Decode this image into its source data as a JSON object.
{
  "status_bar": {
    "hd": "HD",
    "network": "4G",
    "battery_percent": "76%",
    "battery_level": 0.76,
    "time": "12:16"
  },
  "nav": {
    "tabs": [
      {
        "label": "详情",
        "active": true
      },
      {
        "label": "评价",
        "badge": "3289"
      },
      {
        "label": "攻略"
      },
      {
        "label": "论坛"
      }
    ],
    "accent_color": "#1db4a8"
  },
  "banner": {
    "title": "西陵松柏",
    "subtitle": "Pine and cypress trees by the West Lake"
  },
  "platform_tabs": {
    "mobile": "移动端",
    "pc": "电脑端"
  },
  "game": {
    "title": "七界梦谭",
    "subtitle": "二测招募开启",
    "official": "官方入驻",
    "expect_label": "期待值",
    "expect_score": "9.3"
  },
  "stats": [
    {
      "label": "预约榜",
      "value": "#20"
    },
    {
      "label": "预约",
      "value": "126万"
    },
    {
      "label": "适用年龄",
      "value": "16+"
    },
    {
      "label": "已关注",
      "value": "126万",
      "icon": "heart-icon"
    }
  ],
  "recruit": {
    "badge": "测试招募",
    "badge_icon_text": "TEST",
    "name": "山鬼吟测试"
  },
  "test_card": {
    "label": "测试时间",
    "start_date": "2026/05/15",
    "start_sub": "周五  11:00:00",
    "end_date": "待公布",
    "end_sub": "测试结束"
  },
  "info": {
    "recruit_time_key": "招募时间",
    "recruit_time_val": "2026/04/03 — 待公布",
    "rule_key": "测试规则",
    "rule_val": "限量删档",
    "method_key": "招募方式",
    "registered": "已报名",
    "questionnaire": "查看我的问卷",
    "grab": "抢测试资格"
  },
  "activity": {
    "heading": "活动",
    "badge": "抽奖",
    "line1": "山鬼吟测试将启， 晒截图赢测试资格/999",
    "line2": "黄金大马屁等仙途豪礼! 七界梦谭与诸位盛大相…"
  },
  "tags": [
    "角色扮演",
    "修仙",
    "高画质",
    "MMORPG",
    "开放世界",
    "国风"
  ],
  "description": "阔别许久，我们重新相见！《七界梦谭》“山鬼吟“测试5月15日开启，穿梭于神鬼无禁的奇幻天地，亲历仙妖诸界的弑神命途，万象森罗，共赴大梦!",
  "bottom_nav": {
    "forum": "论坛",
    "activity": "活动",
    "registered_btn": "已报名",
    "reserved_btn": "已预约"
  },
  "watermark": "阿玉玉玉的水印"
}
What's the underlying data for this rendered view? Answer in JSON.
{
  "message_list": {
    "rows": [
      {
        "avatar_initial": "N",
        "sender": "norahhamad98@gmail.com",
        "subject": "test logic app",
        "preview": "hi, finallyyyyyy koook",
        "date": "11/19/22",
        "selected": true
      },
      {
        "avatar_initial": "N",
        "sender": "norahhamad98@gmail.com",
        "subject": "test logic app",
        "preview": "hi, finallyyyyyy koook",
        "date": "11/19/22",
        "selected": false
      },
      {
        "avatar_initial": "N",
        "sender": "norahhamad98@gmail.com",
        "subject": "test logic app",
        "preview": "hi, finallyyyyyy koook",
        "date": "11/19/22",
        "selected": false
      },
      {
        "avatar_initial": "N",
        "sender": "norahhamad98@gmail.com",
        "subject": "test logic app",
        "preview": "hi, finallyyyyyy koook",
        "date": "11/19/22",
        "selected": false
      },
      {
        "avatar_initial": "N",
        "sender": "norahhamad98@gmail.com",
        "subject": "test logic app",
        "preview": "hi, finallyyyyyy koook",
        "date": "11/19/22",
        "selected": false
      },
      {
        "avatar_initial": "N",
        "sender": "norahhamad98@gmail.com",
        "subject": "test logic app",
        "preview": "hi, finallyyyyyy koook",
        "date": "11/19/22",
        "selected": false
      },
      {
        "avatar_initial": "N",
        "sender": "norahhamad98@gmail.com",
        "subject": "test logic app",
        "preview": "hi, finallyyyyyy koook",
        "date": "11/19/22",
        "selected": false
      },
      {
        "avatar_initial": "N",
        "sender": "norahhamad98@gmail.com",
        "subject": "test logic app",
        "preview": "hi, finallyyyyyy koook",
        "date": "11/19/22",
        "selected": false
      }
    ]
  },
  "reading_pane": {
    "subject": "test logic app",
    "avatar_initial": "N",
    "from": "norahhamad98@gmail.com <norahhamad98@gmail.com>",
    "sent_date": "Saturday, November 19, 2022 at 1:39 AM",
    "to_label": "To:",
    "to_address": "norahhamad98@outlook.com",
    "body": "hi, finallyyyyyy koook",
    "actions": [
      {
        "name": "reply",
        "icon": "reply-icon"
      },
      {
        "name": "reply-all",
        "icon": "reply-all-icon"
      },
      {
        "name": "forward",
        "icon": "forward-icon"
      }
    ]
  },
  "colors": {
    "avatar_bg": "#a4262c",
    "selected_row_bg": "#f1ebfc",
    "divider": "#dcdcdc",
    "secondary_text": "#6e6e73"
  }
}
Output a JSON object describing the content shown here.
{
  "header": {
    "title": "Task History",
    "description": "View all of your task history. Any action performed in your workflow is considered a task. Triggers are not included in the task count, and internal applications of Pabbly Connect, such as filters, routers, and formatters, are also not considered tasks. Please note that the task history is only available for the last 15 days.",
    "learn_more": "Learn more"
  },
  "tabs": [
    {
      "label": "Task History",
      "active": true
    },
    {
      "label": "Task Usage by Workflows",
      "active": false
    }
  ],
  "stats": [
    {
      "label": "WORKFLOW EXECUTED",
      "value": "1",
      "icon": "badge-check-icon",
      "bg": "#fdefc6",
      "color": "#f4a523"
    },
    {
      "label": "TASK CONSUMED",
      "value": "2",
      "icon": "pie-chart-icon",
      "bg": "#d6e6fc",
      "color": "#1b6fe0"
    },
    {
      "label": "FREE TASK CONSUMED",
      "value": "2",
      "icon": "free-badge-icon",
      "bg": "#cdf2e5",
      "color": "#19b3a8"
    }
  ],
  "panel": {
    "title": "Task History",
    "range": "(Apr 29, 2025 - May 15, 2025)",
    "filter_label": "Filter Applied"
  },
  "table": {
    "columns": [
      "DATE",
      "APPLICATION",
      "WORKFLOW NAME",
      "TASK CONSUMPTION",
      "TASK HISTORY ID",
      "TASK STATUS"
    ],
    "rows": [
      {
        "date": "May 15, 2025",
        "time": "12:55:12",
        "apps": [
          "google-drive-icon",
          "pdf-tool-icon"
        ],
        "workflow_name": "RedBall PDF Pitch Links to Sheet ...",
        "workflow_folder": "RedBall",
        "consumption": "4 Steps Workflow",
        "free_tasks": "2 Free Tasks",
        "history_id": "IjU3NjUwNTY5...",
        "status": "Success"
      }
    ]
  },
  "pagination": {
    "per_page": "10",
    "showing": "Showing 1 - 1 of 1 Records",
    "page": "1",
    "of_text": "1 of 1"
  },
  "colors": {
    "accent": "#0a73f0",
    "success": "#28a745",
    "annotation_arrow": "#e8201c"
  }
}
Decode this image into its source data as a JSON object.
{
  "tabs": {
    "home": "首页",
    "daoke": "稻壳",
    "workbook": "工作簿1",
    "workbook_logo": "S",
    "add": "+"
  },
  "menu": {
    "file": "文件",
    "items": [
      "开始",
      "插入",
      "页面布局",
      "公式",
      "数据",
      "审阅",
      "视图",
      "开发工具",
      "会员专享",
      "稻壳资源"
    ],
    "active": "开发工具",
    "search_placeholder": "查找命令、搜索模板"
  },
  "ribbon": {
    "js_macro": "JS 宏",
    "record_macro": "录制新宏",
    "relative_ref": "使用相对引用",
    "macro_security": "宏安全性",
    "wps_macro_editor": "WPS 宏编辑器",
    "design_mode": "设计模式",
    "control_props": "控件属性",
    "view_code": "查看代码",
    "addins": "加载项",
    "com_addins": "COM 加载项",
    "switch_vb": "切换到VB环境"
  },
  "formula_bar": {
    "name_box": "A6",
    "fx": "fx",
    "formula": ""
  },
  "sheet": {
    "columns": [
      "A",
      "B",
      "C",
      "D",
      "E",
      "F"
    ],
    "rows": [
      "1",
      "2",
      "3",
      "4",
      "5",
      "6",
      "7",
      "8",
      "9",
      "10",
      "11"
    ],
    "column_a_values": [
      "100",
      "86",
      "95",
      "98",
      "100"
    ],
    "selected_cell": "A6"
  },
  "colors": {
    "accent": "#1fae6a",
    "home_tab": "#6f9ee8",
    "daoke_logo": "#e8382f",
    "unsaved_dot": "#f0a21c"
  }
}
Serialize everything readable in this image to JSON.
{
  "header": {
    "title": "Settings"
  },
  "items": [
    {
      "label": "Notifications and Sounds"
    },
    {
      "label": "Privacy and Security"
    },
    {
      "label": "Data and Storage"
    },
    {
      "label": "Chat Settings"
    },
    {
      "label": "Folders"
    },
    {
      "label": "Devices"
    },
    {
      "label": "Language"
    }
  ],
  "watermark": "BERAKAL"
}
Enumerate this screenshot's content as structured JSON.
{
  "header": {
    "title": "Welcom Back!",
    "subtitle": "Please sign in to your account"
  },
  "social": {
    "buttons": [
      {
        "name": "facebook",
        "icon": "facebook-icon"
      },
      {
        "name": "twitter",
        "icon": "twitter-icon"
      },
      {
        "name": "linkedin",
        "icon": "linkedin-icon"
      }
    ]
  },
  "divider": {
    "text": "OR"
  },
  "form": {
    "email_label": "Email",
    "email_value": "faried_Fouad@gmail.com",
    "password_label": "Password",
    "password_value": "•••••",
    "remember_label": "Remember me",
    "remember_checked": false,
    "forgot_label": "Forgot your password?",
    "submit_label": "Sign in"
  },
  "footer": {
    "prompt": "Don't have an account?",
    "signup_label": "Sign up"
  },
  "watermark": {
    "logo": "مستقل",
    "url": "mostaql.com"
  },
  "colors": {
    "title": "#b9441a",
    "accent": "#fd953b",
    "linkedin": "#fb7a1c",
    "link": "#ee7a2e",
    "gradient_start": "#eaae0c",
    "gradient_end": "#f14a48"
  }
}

Set exercise: The line containing "Enumerate this screenshot's" and every line after it, through the end of the records, should be repeated exactly and alone.

Exercise result:
Enumerate this screenshot's content as structured JSON.
{
  "header": {
    "title": "Welcom Back!",
    "subtitle": "Please sign in to your account"
  },
  "social": {
    "buttons": [
      {
        "name": "facebook",
        "icon": "facebook-icon"
      },
      {
        "name": "twitter",
        "icon": "twitter-icon"
      },
      {
        "name": "linkedin",
        "icon": "linkedin-icon"
      }
    ]
  },
  "divider": {
    "text": "OR"
  },
  "form": {
    "email_label": "Email",
    "email_value": "faried_Fouad@gmail.com",
    "password_label": "Password",
    "password_value": "•••••",
    "remember_label": "Remember me",
    "remember_checked": false,
    "forgot_label": "Forgot your password?",
    "submit_label": "Sign in"
  },
  "footer": {
    "prompt": "Don't have an account?",
    "signup_label": "Sign up"
  },
  "watermark": {
    "logo": "مستقل",
    "url": "mostaql.com"
  },
  "colors": {
    "title": "#b9441a",
    "accent": "#fd953b",
    "linkedin": "#fb7a1c",
    "link": "#ee7a2e",
    "gradient_start": "#eaae0c",
    "gradient_end": "#f14a48"
  }
}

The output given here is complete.